Set of tasks:
1. In the Pennsylvania court memorandum, what aggregate sentence did Johnson receive on October 22, 2009?
2. Please continue the Pennsylvania court memorandum, picking up after its final sentence.

# start of Page

Superior Court of Pennsylvania

March 10, 2014

COMMONWEALTH OF PENNSYLVANIA Appellee
v.
ERIC JOHNSON Appellant

NON-PRECEDENTIAL DECISION

Appeal from the PCRA Order March 28, 2013 In the Court of Common Pleas of Philadelphia County Criminal Division at No(s): CP-51-CR-0009273-2008

BEFORE: FORD ELLIOTT, P.J.E., BOWES, J., and OTT, J.

MEMORANDUM

OTT, J.

Eric Johnson appeals the order entered March 28, 2013, in the Philadelphia County Court of Common Pleas denying him relief on his petition filed pursuant to the Post Conviction Relief Act (PCRA), 42 Pa.C.S. § 9541 et seq. On October 22, 2009, Johnson was sentenced to an aggregate term of eight to 16 years' imprisonment, following his conviction of aggravated assault[1] and related offenses. On appeal, Johnson argues the PCRA court erred in determining that the trial court possessed jurisdiction to convict and sentence him.[2] Specifically, he asserts the magistrate who presided over his preliminary hearing did not explicitly and publicly hold him for court on any of the charges. For the reasons set forth below, we affirm.

# end of Page
# start of Provided information

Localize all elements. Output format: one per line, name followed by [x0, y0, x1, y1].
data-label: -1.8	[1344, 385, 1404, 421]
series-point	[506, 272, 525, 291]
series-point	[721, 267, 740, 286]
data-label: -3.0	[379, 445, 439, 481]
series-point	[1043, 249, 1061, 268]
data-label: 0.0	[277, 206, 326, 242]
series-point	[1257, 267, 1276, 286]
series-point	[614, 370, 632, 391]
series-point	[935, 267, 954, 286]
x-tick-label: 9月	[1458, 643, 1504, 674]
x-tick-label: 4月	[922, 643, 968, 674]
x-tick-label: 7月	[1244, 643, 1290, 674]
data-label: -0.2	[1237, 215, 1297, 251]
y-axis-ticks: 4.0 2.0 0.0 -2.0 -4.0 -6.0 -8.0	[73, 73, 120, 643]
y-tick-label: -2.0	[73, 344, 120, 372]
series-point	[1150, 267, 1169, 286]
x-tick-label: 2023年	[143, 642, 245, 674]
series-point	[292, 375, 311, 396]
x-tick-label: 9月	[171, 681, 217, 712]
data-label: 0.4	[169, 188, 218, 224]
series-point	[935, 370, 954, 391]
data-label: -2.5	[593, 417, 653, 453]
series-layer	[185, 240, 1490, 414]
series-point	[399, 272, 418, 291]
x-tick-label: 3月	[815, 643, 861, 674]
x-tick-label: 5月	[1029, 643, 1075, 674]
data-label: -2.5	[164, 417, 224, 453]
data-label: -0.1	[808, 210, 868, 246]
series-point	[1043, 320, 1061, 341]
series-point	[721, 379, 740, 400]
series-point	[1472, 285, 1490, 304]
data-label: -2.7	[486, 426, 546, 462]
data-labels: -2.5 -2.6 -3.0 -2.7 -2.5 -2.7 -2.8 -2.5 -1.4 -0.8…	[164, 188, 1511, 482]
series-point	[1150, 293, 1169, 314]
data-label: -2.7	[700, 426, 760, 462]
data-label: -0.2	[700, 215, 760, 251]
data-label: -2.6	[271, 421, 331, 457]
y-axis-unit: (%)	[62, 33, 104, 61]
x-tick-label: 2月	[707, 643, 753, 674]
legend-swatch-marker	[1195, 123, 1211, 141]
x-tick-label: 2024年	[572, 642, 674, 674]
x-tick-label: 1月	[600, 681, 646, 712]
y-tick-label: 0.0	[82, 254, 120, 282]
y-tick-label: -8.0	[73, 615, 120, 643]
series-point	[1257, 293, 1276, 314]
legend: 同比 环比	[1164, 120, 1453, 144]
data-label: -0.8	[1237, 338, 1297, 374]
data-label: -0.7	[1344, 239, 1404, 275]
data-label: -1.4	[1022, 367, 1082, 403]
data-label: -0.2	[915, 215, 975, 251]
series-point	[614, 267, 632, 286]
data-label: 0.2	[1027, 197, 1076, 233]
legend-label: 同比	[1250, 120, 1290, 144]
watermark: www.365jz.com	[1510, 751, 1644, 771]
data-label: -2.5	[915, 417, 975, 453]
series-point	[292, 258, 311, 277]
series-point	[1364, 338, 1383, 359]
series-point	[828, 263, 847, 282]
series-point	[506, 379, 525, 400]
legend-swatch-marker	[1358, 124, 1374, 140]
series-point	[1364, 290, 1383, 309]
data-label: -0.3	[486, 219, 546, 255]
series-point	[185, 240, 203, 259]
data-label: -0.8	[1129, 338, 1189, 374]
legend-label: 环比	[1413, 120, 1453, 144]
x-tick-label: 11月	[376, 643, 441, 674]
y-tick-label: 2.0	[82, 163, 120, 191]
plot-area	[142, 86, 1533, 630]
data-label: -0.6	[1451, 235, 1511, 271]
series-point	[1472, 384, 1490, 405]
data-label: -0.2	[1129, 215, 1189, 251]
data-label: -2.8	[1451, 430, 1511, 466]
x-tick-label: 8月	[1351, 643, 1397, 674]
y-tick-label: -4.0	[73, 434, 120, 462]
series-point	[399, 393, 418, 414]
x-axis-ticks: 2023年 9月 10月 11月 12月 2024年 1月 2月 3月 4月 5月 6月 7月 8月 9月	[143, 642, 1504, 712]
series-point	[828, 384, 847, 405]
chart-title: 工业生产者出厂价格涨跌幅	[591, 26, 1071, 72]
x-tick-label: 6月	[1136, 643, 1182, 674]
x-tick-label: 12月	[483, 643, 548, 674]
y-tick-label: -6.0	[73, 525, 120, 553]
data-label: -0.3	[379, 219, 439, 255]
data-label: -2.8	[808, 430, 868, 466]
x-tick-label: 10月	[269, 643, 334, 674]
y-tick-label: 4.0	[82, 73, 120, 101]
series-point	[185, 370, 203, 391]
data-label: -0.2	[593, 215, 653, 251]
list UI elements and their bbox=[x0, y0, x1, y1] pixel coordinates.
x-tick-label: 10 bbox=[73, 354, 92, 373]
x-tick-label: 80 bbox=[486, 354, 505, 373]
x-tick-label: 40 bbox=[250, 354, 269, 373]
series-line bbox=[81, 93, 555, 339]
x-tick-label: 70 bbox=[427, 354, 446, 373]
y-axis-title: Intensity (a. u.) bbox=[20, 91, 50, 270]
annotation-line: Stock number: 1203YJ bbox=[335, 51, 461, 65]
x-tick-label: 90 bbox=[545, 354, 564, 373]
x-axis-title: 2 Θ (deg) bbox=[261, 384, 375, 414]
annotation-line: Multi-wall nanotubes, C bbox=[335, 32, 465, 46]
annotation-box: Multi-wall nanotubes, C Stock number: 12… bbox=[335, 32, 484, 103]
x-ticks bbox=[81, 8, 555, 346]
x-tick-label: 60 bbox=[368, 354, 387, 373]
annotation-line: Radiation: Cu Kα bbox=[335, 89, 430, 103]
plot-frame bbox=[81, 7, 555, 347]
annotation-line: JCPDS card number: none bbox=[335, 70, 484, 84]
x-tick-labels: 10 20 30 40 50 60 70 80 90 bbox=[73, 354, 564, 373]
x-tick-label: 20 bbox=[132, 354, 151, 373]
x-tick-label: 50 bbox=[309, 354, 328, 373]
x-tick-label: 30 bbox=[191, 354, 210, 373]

# end of Provided information

Expected answers:
1. Eight to 16 years' imprisonment.

2.
The facts underlying Johnson's arrest were aptly summarized by the PCRA court as follows:

On April 28, 2008, at approximately 11:00 p.m., Philadelphia Police Officers Charles Bondiskey and Anthony Comitalo were patrolling the area of Summerville Avenue and Broad Street when they noticed a GMC Safari with a broken brake light. Officer Bondiskey ran the car's license plate through the DMV computer system, which indicated that the car had been stolen. As the officer watched, the car pulled over on the side of Broad Street. The officers then activated their lights and sirens to indicate to the car's occupants that they were approaching the vehicle. As he moved towards the vehicle on foot, Officer Bondiskey approached [Johnson], who was in the passenger seat, and asked him to exit the vehicle with his hands up. [Johnson] did so, but when Officer Bondiskey attempted to place [Johnson's] hands on the side of the vehicle, [Johnson] ran. Officer Bondiskey caught [Johnson], who began punching Officer Bondiskey repeatedly. Officer Bondiskey was able to wrestle [Johnson] to the ground, at which point [Johnson] pulled out a black Beretta handgun. Officer Bondiskey and Officer Comitalo wrestled the gun away from [Johnson] as [Johnson] continued to fight both officers. [Johnson] was placed under arrest. The gun contained one round in the chamber and one in the magazine. A later examination of the gun by ballistics expert Officer Norman DeFields revealed that the gun was operable.

PCRA Court Opinion, 6/18/2013, at 2-3 (record citations omitted).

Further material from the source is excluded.